Reproduce the data exactly and drop any pictures it holds.

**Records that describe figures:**

»»

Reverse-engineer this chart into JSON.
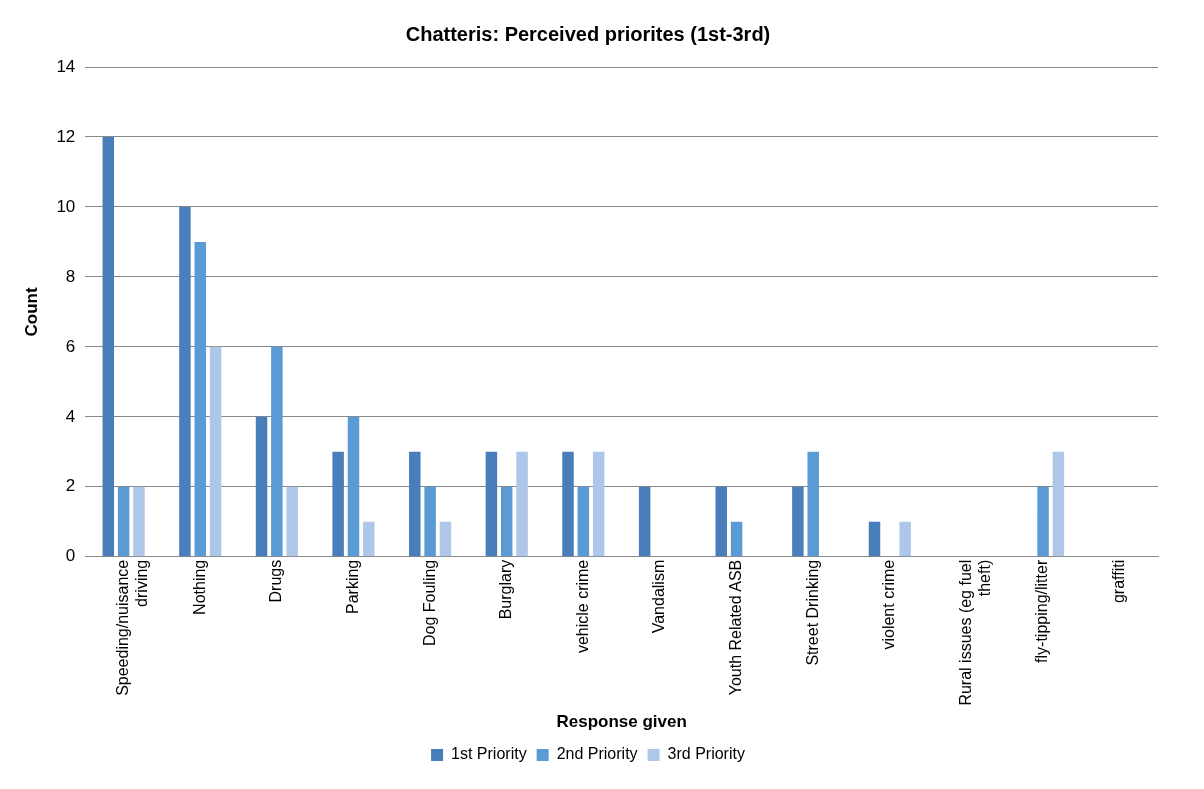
{
  "chart_data": {
    "type": "bar",
    "title": "Chatteris: Perceived priorites (1st-3rd)",
    "xlabel": "Response given",
    "ylabel": "Count",
    "categories": [
      "Speeding/nuisance driving",
      "Nothing",
      "Drugs",
      "Parking",
      "Dog Fouling",
      "Burglary",
      "vehicle crime",
      "Vandalism",
      "Youth Related ASB",
      "Street Drinking",
      "violent crime",
      "Rural issues (eg fuel theft)",
      "fly-tipping/litter",
      "graffiti"
    ],
    "series": [
      {
        "name": "1st Priority",
        "color": "#4a7ebb",
        "values": [
          12,
          10,
          4,
          3,
          3,
          3,
          3,
          2,
          2,
          2,
          1,
          0,
          0,
          0
        ]
      },
      {
        "name": "2nd Priority",
        "color": "#5b9bd5",
        "values": [
          2,
          9,
          6,
          4,
          2,
          2,
          2,
          0,
          1,
          3,
          0,
          0,
          2,
          0
        ]
      },
      {
        "name": "3rd Priority",
        "color": "#aec7e8",
        "values": [
          2,
          6,
          2,
          1,
          1,
          3,
          3,
          0,
          0,
          0,
          1,
          0,
          3,
          0
        ]
      }
    ],
    "ylim": [
      0,
      14
    ],
    "yticks": [
      0,
      2,
      4,
      6,
      8,
      10,
      12,
      14
    ],
    "grid": "y",
    "legend": "bottom"
  }
}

««

**TASK OUTPUT:**
Reverse-engineer this chart into JSON.
{
  "chart_data": {
    "type": "bar",
    "title": "Chatteris: Perceived priorites (1st-3rd)",
    "xlabel": "Response given",
    "ylabel": "Count",
    "categories": [
      "Speeding/nuisance driving",
      "Nothing",
      "Drugs",
      "Parking",
      "Dog Fouling",
      "Burglary",
      "vehicle crime",
      "Vandalism",
      "Youth Related ASB",
      "Street Drinking",
      "violent crime",
      "Rural issues (eg fuel theft)",
      "fly-tipping/litter",
      "graffiti"
    ],
    "series": [
      {
        "name": "1st Priority",
        "color": "#4a7ebb",
        "values": [
          12,
          10,
          4,
          3,
          3,
          3,
          3,
          2,
          2,
          2,
          1,
          0,
          0,
          0
        ]
      },
      {
        "name": "2nd Priority",
        "color": "#5b9bd5",
        "values": [
          2,
          9,
          6,
          4,
          2,
          2,
          2,
          0,
          1,
          3,
          0,
          0,
          2,
          0
        ]
      },
      {
        "name": "3rd Priority",
        "color": "#aec7e8",
        "values": [
          2,
          6,
          2,
          1,
          1,
          3,
          3,
          0,
          0,
          0,
          1,
          0,
          3,
          0
        ]
      }
    ],
    "ylim": [
      0,
      14
    ],
    "yticks": [
      0,
      2,
      4,
      6,
      8,
      10,
      12,
      14
    ],
    "grid": "y",
    "legend": "bottom"
  }
}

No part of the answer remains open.